TEXTE DU DOCUMENT:
La libération de Chevilly-Larue

Chevilly-Larue, petite ville d'environ 3 300 habitants pendant la guerre, se trouve au carrefour de deux axes routiers importants : la RN 7 qui monte sur Paris et la RN 186 qui relie Créteil à Versailles (l'actuelle A86). Les Alliés abordent la capitale par le Sud, le Groupement Langlade progressant sur la RN 10, le Groupement Billotte sur la RN 20, les Américains de la 4ème Division d'infanterie par la RN 7 (voir le détail des unités …).

Les Allemands ont installé la "ceinture défensive de Paris" le long de cette RN 186. Le 24 août le commandant Massu essuiera des pertes à Jouy en Josas (lire l'épisode)  les combats de Fresnes et d'Antony seront meurtriers (lire l'épisode)

Les Américains ont été signalés sur la RN 7 dès le 22 août : des FFI de Choisy le Roi rendent compte à la Préfecture de police que les Allemands se replient à Belle-Epine et que des motocyclistes américains ont été tués avant Rungis (il doit s'agir d'une patrouille de reconnaissance). Le 24 août  à 16h15 la gendarmerie de Belle-Epine appelle à son tour pour indiquer que des canons américains tirent sur la défense allemande constituée de canons de 88 anti-chars …


Danièle Rémy-Collart, dont les beaux parents habitaient Chevilly-Larue pendant la guerre, a bien voulu nous confier ces documents et photos sur la libération de la ville.


 


véhicules américains sur la RN 7 (collection Rémy-Collart)

Après guerre, le Père Joseph Heidmann a rédigé, à partir des archives du Séminaire des Missions de la Congrégation du Saint-Esprit, un récit très détaillé des évènements qui ont marqué la libération de Chevilly-Larue :

Mercredi 23 août :

Les maires sont changés dans presque toutes les communes. Quelques uns même sont arrêtés comme collaborateurs. Monsieur Hochart devient maire de Chevilly. Le ravitaillement est de plus en plus difficile, à commencer par le pain. 50 grammes par personne et par jour. Si la farine ou le bois de chauffage ne manque pas. Voici que ce matin la radio joue la Marseillaise. Le speaker annonce : "Paris est libéré par les FFI". Tout le monde respire. La guerre est finie … La réalité s'avère toute autre. L'on se bat dans les rues de Paris. Ceux qui reviennent en savent quelque chose, mais également ceux qui ne reviennent pas. La liste des victimes est longue. L'action de la Résistance s'exerce vigoureusement. Les blindés américains se trouvent dans la région de Corbeil-Essonnes.

Données de délimitation des régions:
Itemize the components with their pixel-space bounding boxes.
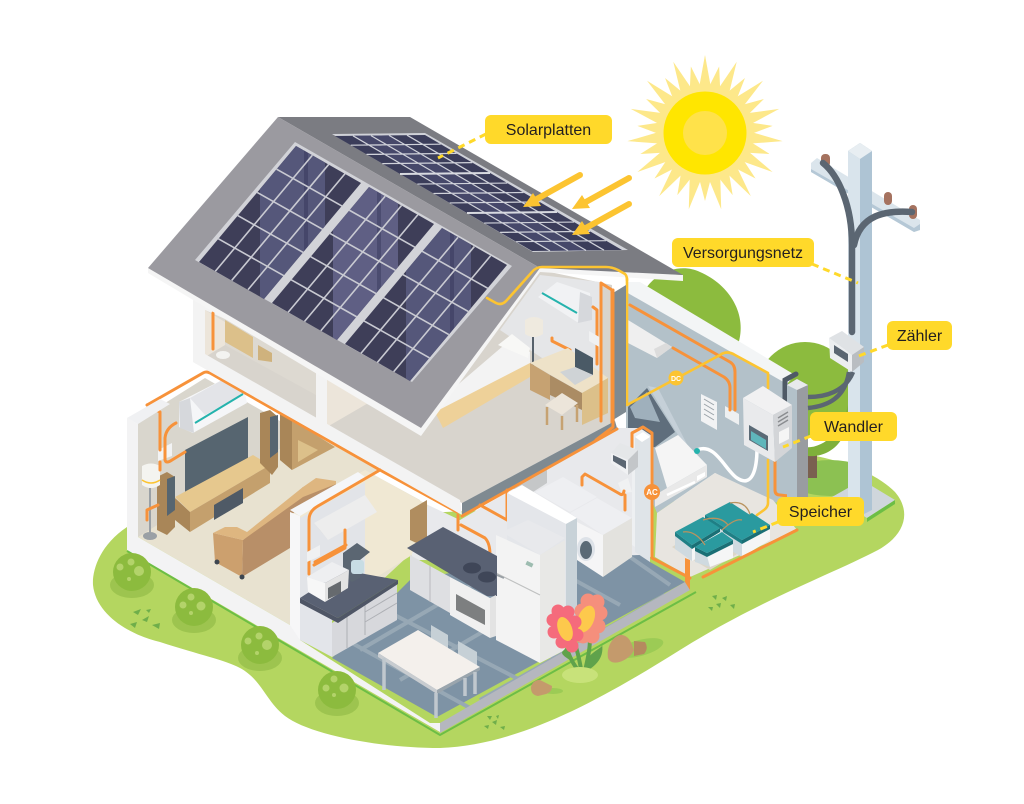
solar array small bbox=[332, 133, 628, 252]
panel two bbox=[272, 187, 434, 340]
stool bbox=[545, 393, 578, 430]
bedroom wall bbox=[500, 275, 600, 405]
utility pole bbox=[811, 143, 920, 522]
range hood bbox=[314, 495, 377, 540]
battery front bbox=[695, 532, 733, 567]
cross arm bbox=[811, 158, 920, 232]
battery cables bbox=[683, 502, 750, 545]
floor mat bbox=[672, 512, 766, 570]
arrow bbox=[572, 178, 629, 209]
speakers bbox=[157, 410, 278, 535]
cables from meter bbox=[808, 372, 853, 408]
fuse box panel and AC riser bbox=[596, 290, 797, 578]
DC badge: DC bbox=[671, 376, 681, 383]
shrubs bbox=[110, 553, 359, 716]
living room bbox=[138, 372, 457, 640]
label: Solarplatten: Solarplatten bbox=[506, 122, 591, 139]
window recess bbox=[628, 388, 675, 450]
batteries bbox=[672, 502, 770, 570]
floor bbox=[138, 430, 420, 640]
wall bbox=[138, 378, 400, 537]
flowers bbox=[546, 594, 608, 683]
pink flower bbox=[546, 604, 584, 652]
shrub bbox=[172, 588, 216, 633]
air conditioner bbox=[538, 282, 592, 323]
lamp base bbox=[216, 351, 230, 359]
shrub bbox=[110, 553, 154, 598]
floor lamp bbox=[142, 464, 160, 540]
bed bbox=[435, 334, 530, 428]
refrigerator bbox=[496, 520, 565, 663]
TV cabinet bbox=[175, 455, 270, 532]
pole shaft bbox=[848, 143, 872, 516]
power cables bbox=[823, 163, 912, 332]
chairs bbox=[431, 625, 477, 668]
tall white partition bbox=[507, 485, 577, 640]
label: Solarplatten bbox=[438, 115, 612, 158]
back room walls bbox=[626, 282, 797, 577]
socket bbox=[589, 331, 601, 348]
inverter display bbox=[749, 425, 768, 451]
upper roof plane bbox=[278, 117, 683, 275]
shrub bbox=[315, 671, 359, 716]
lower roof plane bbox=[148, 117, 540, 428]
white front edge of slab bbox=[193, 354, 462, 515]
shrub bbox=[238, 626, 282, 671]
tree behind back wall bbox=[640, 268, 741, 345]
air conditioner bbox=[179, 380, 247, 433]
dining table with chairs bbox=[378, 625, 480, 718]
front walls and foundation bbox=[127, 399, 696, 735]
cell grid bbox=[199, 146, 507, 381]
slab side band bbox=[462, 421, 617, 515]
eave white strip bbox=[148, 265, 683, 436]
washing machines bbox=[535, 474, 632, 577]
wires bbox=[458, 429, 617, 555]
panel one bbox=[199, 146, 361, 299]
cabinet beyond partition bbox=[410, 500, 427, 548]
arrow bbox=[523, 175, 580, 207]
roof bbox=[148, 117, 683, 436]
tree beside inverter bbox=[757, 342, 872, 496]
grass tufts bbox=[130, 595, 735, 730]
wall socket bbox=[725, 406, 739, 425]
battery right bbox=[723, 513, 770, 557]
back kitchen counter with stove bbox=[407, 527, 497, 638]
wire bbox=[212, 313, 214, 349]
upper floor left room bbox=[193, 290, 328, 438]
vertical orange conduit bbox=[601, 283, 612, 427]
pole base plate bbox=[832, 480, 895, 518]
front kitchen partition bbox=[290, 470, 380, 640]
AC badge: AC bbox=[646, 488, 658, 497]
living room wires bbox=[147, 372, 457, 520]
kitchen floor bbox=[332, 540, 685, 717]
front kitchen counter bbox=[300, 543, 398, 657]
fuse box bbox=[611, 443, 638, 475]
white charger unit bbox=[655, 435, 707, 488]
arrow bbox=[572, 204, 629, 235]
label: Speicher: Speicher bbox=[789, 504, 853, 521]
meter bbox=[829, 331, 864, 372]
coffee maker bbox=[343, 543, 370, 582]
DC badge bbox=[668, 370, 684, 386]
cupboard bbox=[225, 320, 253, 358]
wires bbox=[309, 470, 380, 574]
AC badge bbox=[644, 484, 660, 500]
sofa bbox=[213, 478, 336, 580]
label: Speicher bbox=[753, 497, 864, 532]
bedside lamp bbox=[525, 317, 543, 385]
burners bbox=[463, 562, 496, 582]
microwave bbox=[307, 562, 349, 602]
slab floor bbox=[328, 270, 615, 503]
sun bbox=[627, 55, 783, 211]
switch bbox=[618, 478, 632, 493]
back wall bbox=[626, 290, 788, 513]
back wall top bbox=[626, 282, 795, 384]
back wall wires bbox=[487, 253, 797, 515]
white charging cable bbox=[697, 448, 757, 481]
sun arrows bbox=[523, 175, 629, 235]
solar array large bbox=[195, 142, 512, 382]
insulators bbox=[821, 154, 917, 219]
coral flower bbox=[572, 594, 608, 644]
floor bbox=[655, 473, 797, 577]
upper floor right room and bedroom bbox=[193, 270, 626, 515]
rocks bbox=[531, 634, 665, 696]
label: Wandler bbox=[783, 412, 897, 447]
wall divider bbox=[316, 360, 328, 438]
battery left bbox=[675, 517, 720, 561]
back room air conditioner bbox=[628, 320, 672, 358]
DC wire from panels to eaves bbox=[487, 267, 627, 304]
inverter bbox=[743, 386, 792, 462]
panel three bbox=[345, 228, 507, 381]
wall pillar and conduit bbox=[785, 374, 808, 497]
label: Zähler: Zähler bbox=[897, 328, 943, 345]
wall notice bbox=[701, 394, 717, 430]
battery back bbox=[705, 502, 750, 543]
desk bbox=[530, 348, 608, 425]
label: Versorgungsnetz bbox=[672, 238, 858, 283]
sun rays bbox=[627, 55, 783, 211]
label: Zähler bbox=[856, 321, 952, 357]
television bbox=[185, 417, 248, 495]
ground: green lawn bbox=[93, 455, 904, 748]
inverter vents bbox=[778, 412, 788, 426]
label: Versorgungsnetz: Versorgungsnetz bbox=[683, 245, 803, 262]
switch bbox=[307, 545, 320, 562]
wall shadow patch bbox=[508, 470, 547, 492]
kitchen back wall bbox=[410, 421, 640, 560]
label: Wandler: Wandler bbox=[824, 419, 884, 436]
wall switch bbox=[158, 443, 172, 461]
desk wiring bbox=[552, 307, 597, 364]
bookshelf bbox=[280, 412, 335, 470]
laptop bbox=[560, 348, 593, 385]
grey wall column bbox=[613, 285, 626, 420]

TÂCHES ET EXERCICES:
A) Modifiez les entrées, de la ligne qui contient "solar array small bbox=[332, 133, 628, 252]" jusqu'à celle qui contient "battery front bbox=[695, 532, 733, 567]", en remplaçant "stool" par "seat" et en laissant tout le reste inchangé.
B) Reprenez le texte sur la libération de Chevilly-Larue à partir de l'endroit où il s'arrête.
Le texte et les entrées sont deux documents indépendants l'un de l'autre.

RÉPONSES PAR TÂCHE:
A)
solar array small bbox=[332, 133, 628, 252]
panel two bbox=[272, 187, 434, 340]
seat bbox=[545, 393, 578, 430]
bedroom wall bbox=[500, 275, 600, 405]
utility pole bbox=[811, 143, 920, 522]
range hood bbox=[314, 495, 377, 540]
battery front bbox=[695, 532, 733, 567]

B)
La banlieue parisienne est toujours occupée. Les Allemands mettent la route de Fontainebleau en état de défense. Ils passent dans Chevilly en auto, armés de mitrailleuses et prêts à tirer. Ceux qui hier ont menacé de bombarder le village à cause d'un soldat allemand tué dans le quartier de la Chapelle Sainte Colombe sont partis sans mettre leur menace à exécution. Pendant la nuit éclate un gros orage accompagné de trombes d'eau et de coups de tonnerre terribles … signe avant-coureur de l'orage plus terrible encore qui éclatera demain.

Jeudi 24 août :

Il pleut. Le maire fait savoir à la population que les Alliés s'approchent sur la route de Fontainebleau et sur la route d'Orléans. De fait la bataille commence à l'ouest et au sud de Chevilly. Les Allemands passent dans nos rues et s'efforcent d'arrêter les blindés français qui débouchent sur le plateau de Wissous et Rungis. On les voit circuler sur la route de Versailles.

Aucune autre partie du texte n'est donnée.